Selected text.
==============================

Individuals should drink chamomile tea or a glass of warm milk with some honey added, and should consult a physician for alternative medicine (e.g. yoga) treatments. Besides, raising bedhead or sleeping on the left side provides significant relief.

Medical Treatment  Antacids or sucralfate should be used first. Symptomatic treatments without systemic effect or absorption should be preferred. Antacids, which are non-systemic drugs, should be initiated in pregnant women who do not respond to lifestyle changes, and they should be used as the first choice in treatment. They offer the required relief in many women with mild symptoms. Preferably, the antacid + alginic acid combination is more beneficial. Medicinal products containing antacid plus alginic acid act by forming a layer over the stomach content, neutralizing the existing acid and preventing the effect of the refluxing material on the esophageal mucosa (picture 1). It is recommended to take 15-30 ml of these products 15 minutes after meals and before bedtime. Suspension forms are particularly efficacious. Being affordable and readily available are the advantages of these medicines [13, 14].

Long-term and high-dose Mg++ trisilicate should be avoided, especially in the third trimester, as it may lead to contractions. Na+ bicarbonate should be avoided since it may lead to edema and hypertension. Those that contain aluminum may result in constipation.

Sucralfate As an aluminum salt that acts by inhibiting pepsin activity, sucralfate seems to be safe since it is not absorbed from the gastrointestinal tract [11,12]. Sucralfate is taken orally as 1 g three times daily but should this proves inadequate, it may be combined with lifestyle changes together with antacid + alginic acid treatment. No maternal or fetal side effects associated with sucralfate have been reported.

H2 receptor antagonist: Of the H2 receptor antagonists, ranitidine is FDA category B, while information on others is limited, and they may possibly be safe.

Differential Diagnosis Gallstones, stomach/esophageal cancer, peptic ulcer, esophageal motility disorders, drug-related esophagitis and eosinophilic esophagitis should be considered.

Prokinetic agents Data on their efficacy and safety in pregnancy is insufficient.

PPI The most efficient medical treatment choice in relieving reflux symptoms and treating esophagitis in the general population is currently the proton-pump inhibitors and they are commonly used. There are, however, some side effects associated with their long-term use. Omeprazole is a FDA category B drug, while information on others is limited, and they may possibly be safe [14-17].

==============================

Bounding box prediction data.
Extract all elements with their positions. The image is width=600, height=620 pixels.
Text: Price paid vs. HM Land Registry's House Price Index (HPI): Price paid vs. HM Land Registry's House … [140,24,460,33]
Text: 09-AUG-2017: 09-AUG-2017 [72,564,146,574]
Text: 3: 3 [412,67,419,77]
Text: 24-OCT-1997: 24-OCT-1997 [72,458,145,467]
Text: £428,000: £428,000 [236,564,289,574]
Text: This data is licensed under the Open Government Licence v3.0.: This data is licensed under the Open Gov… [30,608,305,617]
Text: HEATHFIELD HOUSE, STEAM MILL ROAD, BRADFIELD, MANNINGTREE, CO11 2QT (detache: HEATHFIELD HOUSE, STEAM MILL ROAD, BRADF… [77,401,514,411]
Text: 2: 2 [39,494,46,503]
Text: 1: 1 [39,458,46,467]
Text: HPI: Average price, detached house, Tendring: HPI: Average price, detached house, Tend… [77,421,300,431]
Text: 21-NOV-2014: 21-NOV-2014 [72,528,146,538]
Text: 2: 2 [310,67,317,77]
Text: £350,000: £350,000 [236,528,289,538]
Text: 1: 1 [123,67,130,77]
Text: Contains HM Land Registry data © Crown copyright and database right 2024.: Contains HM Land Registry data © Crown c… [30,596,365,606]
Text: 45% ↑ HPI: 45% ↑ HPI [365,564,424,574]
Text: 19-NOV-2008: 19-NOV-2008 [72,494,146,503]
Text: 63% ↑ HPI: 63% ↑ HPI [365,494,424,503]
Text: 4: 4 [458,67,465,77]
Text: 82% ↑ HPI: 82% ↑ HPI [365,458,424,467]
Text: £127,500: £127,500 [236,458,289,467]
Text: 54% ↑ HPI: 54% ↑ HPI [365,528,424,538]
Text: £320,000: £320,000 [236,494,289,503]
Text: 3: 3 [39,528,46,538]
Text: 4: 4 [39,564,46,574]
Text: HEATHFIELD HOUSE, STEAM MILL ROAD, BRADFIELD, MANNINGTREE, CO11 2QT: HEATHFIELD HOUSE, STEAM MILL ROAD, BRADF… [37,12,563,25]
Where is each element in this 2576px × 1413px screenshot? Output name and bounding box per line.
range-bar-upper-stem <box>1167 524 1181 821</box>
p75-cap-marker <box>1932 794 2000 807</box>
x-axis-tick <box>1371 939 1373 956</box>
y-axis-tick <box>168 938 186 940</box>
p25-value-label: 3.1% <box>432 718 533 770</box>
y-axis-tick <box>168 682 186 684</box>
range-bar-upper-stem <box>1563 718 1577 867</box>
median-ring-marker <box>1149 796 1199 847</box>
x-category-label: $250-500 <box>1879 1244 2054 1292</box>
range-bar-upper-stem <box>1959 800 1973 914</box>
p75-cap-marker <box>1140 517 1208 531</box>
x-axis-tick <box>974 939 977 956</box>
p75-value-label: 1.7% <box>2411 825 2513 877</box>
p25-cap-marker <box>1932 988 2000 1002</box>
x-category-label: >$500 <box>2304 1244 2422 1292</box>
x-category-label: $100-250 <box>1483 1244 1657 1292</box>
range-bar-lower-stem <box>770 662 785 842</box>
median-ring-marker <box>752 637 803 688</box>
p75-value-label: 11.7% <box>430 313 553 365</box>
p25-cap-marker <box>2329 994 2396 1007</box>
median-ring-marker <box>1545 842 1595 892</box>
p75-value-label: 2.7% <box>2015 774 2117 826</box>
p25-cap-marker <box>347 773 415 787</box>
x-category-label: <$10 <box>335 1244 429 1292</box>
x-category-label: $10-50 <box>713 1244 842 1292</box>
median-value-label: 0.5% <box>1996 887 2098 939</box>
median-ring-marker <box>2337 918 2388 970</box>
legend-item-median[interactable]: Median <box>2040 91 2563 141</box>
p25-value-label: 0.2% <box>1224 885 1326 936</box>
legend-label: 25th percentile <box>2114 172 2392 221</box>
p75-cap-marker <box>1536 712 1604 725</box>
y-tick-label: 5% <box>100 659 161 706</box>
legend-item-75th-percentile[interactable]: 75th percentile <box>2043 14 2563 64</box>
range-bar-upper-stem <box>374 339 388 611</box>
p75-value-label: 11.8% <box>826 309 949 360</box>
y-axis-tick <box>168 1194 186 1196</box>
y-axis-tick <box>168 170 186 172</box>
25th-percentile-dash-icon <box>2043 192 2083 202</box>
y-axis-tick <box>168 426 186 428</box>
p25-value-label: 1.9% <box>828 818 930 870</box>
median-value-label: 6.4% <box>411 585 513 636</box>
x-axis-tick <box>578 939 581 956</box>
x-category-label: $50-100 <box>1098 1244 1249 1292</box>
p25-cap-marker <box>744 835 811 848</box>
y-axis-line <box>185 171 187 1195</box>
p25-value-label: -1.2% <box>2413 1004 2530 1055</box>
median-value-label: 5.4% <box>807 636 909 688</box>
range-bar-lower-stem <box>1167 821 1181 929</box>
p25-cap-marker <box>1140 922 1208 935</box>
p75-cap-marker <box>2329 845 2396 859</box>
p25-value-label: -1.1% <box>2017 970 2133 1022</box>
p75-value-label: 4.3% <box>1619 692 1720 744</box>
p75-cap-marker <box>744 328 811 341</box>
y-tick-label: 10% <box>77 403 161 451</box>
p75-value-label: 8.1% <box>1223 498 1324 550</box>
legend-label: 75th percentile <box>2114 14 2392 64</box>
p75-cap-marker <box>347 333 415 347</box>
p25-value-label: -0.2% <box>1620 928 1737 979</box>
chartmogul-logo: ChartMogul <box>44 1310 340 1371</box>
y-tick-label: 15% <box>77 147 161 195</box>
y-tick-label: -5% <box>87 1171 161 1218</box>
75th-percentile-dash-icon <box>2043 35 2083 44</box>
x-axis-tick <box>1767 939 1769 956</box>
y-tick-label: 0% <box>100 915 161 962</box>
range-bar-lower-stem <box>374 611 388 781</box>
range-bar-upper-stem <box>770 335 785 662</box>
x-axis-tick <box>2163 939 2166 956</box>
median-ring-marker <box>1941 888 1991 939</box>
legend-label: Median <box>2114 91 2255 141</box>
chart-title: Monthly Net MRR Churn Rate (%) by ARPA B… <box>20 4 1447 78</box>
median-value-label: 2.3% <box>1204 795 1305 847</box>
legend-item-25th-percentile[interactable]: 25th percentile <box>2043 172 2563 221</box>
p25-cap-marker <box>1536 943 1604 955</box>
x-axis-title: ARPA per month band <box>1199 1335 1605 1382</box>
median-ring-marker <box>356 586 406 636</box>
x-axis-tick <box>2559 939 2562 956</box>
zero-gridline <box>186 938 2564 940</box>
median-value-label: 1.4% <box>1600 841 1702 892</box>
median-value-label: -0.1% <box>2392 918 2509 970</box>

==============================

Exercise requirements.
a. According to the passage on reflux in pregnancy, how much of the antacid plus alginic acid products should be taken, and when?
b. Reproduce the passage on reflux in pregnancy word for word, starting at the words "Differential Diagnosis Gallstones, stomach/esophageal" and ending after "should be considered.".
c. Decide whether each statement agrees with the passage on reflux in pregnancy. Answer yes or no, and quote the words that settle it.
(i) Sodium bicarbonate should be avoided because it may cause edema and hypertension.
(ii) Fetal side effects have been reported with sucralfate.
(iii) Omeprazole is an FDA category B drug.

Answer set.
a. 15-30 ml, taken 15 minutes after meals and before bedtime.

b.
Differential Diagnosis Gallstones, stomach/esophageal cancer, peptic ulcer, esophageal motility disorders, drug-related esophagitis and eosinophilic esophagitis should be considered.

c.
(i) Yes: "Na+ bicarbonate should be avoided since it may lead to edema and hypertension."
(ii) No: "No maternal or fetal side effects associated with sucralfate have been reported."
(iii) Yes: "Omeprazole is a FDA category B drug"